EXERCISE PROMPT - Answer with nothing except the number of lines that contain the word "label".

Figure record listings
<<<<

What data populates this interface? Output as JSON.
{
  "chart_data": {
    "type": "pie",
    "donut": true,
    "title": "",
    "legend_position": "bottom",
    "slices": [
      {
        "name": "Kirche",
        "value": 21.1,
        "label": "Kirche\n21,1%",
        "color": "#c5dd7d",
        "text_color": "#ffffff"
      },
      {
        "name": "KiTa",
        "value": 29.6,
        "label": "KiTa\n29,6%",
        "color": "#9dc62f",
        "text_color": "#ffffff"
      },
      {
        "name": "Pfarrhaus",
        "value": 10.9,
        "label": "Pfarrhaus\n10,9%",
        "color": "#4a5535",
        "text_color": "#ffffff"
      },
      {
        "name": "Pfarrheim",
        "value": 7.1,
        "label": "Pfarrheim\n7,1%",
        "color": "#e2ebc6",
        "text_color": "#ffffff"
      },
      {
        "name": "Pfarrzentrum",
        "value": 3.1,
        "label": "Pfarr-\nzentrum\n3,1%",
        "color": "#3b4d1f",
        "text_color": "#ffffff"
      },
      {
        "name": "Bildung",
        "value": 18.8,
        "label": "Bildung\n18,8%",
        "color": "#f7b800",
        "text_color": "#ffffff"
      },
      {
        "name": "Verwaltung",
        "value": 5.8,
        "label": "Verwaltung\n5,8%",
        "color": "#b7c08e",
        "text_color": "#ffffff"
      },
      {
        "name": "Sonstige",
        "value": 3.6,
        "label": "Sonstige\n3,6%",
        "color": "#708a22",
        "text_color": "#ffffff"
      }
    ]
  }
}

>>>>

TASK RESPONSE - 8